== Texto do exercício
O Tribunal Regional do Trabalho (TRT) determinou hoje que a suspensão das 4.270 demissões da Embraer seja prorrogada até 13 de março, quando acontece uma nova audiência de conciliação entre a empresa e os sindicatos dos metalúrgicos de São José dos Campos e de Botucatu.

As informações são do próprio sindicato de São José dos Campos, onde fica a sede da fabricante de aviões.

Segundo a entidade, a empresa manteve-se inflexível em audiência que aconteceu na manhã desta quinta-feira em Campinas e não quis apresentar propostas ou reverter as demissões. A audiência foi conduzida pelo presidente do TRT, desembargador Luiz Carlos Cândido Martins Sotero da Silva.

O sindicato informou ainda que, atendendo à determinação do TRT, a Embraer apresentou relatórios financeiros que, segundo seus representantes, justificariam as demissões. Já o Sindicato dos Metalúrgicos de São José dos Campos apresentou um estudo econômico rebatendo as informações. Os documentos foram anexados ao processo.

Entre os dados citados no documento apresentado pelos sindicalistas estão dados do site oficial da própria Embraer, como a estimativa de faturamento em torno de R$ 10 bilhões para 2008. Segundo o documento, a empresa teria em caixa R$ 3,6 bilhões - dinheiro suficiente para pagar os salários de todos os seus funcionários no mundo durante dois anos, segundo contas do sindicato. "A carteira de pedidos firmes da empresa continua em cerca de US$ 20 bilhões e a cadência de produção em 2009 será maior em relação a 2008", argumentaram os sindicalistas.

Antes da próxima audiência acontecerá uma reunião informal entre as partes, no dia 9, no gabinete do presidente do TRT. Caso a Embraer e os sindicatos não cheguem a um acordo nos próximos encontros, o caso seguirá para julgamento. Para o sindicato, o resultado da audiência desta quinta-feira dá mais fôlego à luta pela readmissão dos trabalhadores da Embraer.
====
== Extrato dos dados
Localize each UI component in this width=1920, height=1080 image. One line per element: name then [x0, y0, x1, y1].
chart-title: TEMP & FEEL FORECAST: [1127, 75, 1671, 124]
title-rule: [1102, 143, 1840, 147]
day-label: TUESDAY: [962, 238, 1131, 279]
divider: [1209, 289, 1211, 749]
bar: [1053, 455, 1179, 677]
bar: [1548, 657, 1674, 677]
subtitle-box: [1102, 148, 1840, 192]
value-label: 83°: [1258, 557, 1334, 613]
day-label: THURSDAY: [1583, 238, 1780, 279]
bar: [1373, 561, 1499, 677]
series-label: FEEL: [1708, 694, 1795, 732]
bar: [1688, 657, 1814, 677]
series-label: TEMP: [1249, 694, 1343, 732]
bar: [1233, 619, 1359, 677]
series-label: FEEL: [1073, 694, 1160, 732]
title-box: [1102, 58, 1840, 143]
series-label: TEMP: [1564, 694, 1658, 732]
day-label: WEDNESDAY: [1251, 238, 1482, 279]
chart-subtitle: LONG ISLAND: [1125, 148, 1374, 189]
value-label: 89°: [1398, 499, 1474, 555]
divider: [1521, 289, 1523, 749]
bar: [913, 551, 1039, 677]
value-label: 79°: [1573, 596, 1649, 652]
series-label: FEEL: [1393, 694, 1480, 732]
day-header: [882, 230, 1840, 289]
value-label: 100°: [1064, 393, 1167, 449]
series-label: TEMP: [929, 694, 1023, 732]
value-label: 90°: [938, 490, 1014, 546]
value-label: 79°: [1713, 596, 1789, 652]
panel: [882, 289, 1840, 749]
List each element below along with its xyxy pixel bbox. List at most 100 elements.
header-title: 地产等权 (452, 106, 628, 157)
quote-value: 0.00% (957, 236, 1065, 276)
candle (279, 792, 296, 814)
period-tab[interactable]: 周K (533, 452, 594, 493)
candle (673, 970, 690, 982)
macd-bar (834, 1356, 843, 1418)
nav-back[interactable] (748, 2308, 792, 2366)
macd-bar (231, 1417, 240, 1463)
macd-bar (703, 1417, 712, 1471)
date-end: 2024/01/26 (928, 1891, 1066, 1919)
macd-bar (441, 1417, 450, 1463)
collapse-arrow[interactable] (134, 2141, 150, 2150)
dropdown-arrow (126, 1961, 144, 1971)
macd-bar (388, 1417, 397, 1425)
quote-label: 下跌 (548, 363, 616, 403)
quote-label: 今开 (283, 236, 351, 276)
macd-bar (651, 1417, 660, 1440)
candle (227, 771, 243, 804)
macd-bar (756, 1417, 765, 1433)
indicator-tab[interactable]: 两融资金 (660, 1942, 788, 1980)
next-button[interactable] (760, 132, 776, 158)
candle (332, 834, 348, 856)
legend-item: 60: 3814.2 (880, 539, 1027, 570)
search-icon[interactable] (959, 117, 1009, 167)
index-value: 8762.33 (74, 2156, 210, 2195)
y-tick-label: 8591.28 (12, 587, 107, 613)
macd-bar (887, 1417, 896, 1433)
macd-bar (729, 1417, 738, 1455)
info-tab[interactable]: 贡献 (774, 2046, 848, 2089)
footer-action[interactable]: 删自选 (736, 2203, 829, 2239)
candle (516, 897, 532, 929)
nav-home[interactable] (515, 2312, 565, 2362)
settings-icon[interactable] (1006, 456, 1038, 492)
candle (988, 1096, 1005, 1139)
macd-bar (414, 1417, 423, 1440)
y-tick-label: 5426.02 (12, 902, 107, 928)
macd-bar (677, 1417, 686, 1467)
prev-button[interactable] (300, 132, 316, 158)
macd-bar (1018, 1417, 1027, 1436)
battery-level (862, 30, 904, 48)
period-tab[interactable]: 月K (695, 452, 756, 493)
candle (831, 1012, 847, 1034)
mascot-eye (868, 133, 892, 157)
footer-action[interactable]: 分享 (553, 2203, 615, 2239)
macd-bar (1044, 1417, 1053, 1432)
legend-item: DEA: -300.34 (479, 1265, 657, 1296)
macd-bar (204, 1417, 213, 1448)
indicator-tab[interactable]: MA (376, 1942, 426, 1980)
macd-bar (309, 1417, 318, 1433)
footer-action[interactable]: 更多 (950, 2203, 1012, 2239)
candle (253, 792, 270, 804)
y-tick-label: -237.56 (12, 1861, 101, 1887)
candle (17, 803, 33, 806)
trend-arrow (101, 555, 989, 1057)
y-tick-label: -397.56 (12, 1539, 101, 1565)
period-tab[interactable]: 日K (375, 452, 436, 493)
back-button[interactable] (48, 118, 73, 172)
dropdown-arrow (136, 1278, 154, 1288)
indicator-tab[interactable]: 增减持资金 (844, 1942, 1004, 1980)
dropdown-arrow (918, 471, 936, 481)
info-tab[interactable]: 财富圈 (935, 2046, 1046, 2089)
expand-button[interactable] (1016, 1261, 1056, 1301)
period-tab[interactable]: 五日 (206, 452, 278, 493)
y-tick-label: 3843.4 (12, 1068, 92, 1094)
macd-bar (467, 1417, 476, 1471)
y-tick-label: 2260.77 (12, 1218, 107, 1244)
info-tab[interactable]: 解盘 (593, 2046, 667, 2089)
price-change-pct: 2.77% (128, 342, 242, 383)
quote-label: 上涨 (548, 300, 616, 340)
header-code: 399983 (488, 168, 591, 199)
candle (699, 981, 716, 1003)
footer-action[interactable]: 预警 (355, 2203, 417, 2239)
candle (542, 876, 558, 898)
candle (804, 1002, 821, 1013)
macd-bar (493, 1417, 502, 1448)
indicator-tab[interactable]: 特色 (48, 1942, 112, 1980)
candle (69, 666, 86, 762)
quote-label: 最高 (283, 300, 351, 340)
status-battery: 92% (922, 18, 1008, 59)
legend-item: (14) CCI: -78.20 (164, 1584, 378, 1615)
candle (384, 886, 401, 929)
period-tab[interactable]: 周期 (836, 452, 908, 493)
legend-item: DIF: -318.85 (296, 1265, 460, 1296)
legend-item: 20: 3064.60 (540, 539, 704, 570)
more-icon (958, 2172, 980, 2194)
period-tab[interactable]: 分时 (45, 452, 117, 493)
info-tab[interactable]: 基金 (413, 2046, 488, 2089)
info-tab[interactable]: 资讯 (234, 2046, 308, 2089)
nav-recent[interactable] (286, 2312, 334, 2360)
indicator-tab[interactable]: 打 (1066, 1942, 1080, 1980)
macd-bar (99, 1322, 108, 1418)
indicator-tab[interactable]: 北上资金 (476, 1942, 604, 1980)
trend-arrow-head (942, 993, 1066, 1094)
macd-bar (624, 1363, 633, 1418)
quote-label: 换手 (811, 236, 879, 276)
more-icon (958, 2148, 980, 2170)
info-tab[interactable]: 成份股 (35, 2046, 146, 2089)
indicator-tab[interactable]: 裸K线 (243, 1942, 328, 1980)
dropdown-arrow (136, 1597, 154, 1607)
====
O que fazer: Atualize o trecho da notícia sobre as demissões da Embraer que começa em "O Tribunal Regional" e termina em "Sotero da Silva.", trocando "fabricante de aviões" por "fabricante de aeronaves". As linhas não têm nenhum papel aqui.

Resposta escrita:
O Tribunal Regional do Trabalho (TRT) determinou hoje que a suspensão das 4.270 demissões da Embraer seja prorrogada até 13 de março, quando acontece uma nova audiência de conciliação entre a empresa e os sindicatos dos metalúrgicos de São José dos Campos e de Botucatu.

As informações são do próprio sindicato de São José dos Campos, onde fica a sede da fabricante de aeronaves.

Segundo a entidade, a empresa manteve-se inflexível em audiência que aconteceu na manhã desta quinta-feira em Campinas e não quis apresentar propostas ou reverter as demissões. A audiência foi conduzida pelo presidente do TRT, desembargador Luiz Carlos Cândido Martins Sotero da Silva.